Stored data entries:
· · · · ·

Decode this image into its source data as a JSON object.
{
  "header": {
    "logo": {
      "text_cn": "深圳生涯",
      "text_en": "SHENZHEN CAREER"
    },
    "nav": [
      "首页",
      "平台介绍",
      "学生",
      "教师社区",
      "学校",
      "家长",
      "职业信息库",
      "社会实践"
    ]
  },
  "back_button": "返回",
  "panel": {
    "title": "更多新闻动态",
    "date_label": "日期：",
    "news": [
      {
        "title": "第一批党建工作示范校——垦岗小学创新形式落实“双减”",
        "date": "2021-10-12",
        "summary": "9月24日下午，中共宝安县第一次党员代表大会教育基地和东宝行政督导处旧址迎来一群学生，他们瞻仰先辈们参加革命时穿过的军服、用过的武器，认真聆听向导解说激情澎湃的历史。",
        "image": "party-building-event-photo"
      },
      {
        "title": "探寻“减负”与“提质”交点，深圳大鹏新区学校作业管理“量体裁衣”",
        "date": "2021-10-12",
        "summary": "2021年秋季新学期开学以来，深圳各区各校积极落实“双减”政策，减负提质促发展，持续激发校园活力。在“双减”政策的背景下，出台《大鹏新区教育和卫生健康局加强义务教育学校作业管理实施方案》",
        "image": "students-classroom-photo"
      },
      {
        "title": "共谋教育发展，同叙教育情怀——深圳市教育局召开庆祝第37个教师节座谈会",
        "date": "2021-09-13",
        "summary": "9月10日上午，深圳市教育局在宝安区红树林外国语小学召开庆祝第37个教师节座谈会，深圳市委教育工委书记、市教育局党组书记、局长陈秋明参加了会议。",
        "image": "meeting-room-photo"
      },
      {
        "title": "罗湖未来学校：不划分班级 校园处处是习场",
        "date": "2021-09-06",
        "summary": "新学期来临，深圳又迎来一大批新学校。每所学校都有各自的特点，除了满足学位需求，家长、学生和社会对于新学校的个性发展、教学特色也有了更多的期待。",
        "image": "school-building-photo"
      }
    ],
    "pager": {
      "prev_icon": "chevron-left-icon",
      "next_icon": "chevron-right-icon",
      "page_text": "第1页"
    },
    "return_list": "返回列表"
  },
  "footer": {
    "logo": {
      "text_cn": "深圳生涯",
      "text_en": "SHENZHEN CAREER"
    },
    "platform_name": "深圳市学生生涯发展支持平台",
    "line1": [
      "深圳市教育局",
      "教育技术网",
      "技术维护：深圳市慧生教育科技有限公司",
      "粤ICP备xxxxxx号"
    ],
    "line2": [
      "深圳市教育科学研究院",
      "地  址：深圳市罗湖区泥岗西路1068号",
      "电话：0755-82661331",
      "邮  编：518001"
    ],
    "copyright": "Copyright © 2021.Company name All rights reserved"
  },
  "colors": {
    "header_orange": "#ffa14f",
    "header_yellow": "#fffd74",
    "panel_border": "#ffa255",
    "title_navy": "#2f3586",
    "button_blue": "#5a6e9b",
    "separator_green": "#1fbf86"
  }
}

· · · · ·

TASK GOAL:
Extract all of the data above without altering anything.

OUTPUT FOR THIS TASK:
Decode this image into its source data as a JSON object.
{
  "header": {
    "logo": {
      "text_cn": "深圳生涯",
      "text_en": "SHENZHEN CAREER"
    },
    "nav": [
      "首页",
      "平台介绍",
      "学生",
      "教师社区",
      "学校",
      "家长",
      "职业信息库",
      "社会实践"
    ]
  },
  "back_button": "返回",
  "panel": {
    "title": "更多新闻动态",
    "date_label": "日期：",
    "news": [
      {
        "title": "第一批党建工作示范校——垦岗小学创新形式落实“双减”",
        "date": "2021-10-12",
        "summary": "9月24日下午，中共宝安县第一次党员代表大会教育基地和东宝行政督导处旧址迎来一群学生，他们瞻仰先辈们参加革命时穿过的军服、用过的武器，认真聆听向导解说激情澎湃的历史。",
        "image": "party-building-event-photo"
      },
      {
        "title": "探寻“减负”与“提质”交点，深圳大鹏新区学校作业管理“量体裁衣”",
        "date": "2021-10-12",
        "summary": "2021年秋季新学期开学以来，深圳各区各校积极落实“双减”政策，减负提质促发展，持续激发校园活力。在“双减”政策的背景下，出台《大鹏新区教育和卫生健康局加强义务教育学校作业管理实施方案》",
        "image": "students-classroom-photo"
      },
      {
        "title": "共谋教育发展，同叙教育情怀——深圳市教育局召开庆祝第37个教师节座谈会",
        "date": "2021-09-13",
        "summary": "9月10日上午，深圳市教育局在宝安区红树林外国语小学召开庆祝第37个教师节座谈会，深圳市委教育工委书记、市教育局党组书记、局长陈秋明参加了会议。",
        "image": "meeting-room-photo"
      },
      {
        "title": "罗湖未来学校：不划分班级 校园处处是习场",
        "date": "2021-09-06",
        "summary": "新学期来临，深圳又迎来一大批新学校。每所学校都有各自的特点，除了满足学位需求，家长、学生和社会对于新学校的个性发展、教学特色也有了更多的期待。",
        "image": "school-building-photo"
      }
    ],
    "pager": {
      "prev_icon": "chevron-left-icon",
      "next_icon": "chevron-right-icon",
      "page_text": "第1页"
    },
    "return_list": "返回列表"
  },
  "footer": {
    "logo": {
      "text_cn": "深圳生涯",
      "text_en": "SHENZHEN CAREER"
    },
    "platform_name": "深圳市学生生涯发展支持平台",
    "line1": [
      "深圳市教育局",
      "教育技术网",
      "技术维护：深圳市慧生教育科技有限公司",
      "粤ICP备xxxxxx号"
    ],
    "line2": [
      "深圳市教育科学研究院",
      "地  址：深圳市罗湖区泥岗西路1068号",
      "电话：0755-82661331",
      "邮  编：518001"
    ],
    "copyright": "Copyright © 2021.Company name All rights reserved"
  },
  "colors": {
    "header_orange": "#ffa14f",
    "header_yellow": "#fffd74",
    "panel_border": "#ffa255",
    "title_navy": "#2f3586",
    "button_blue": "#5a6e9b",
    "separator_green": "#1fbf86"
  }
}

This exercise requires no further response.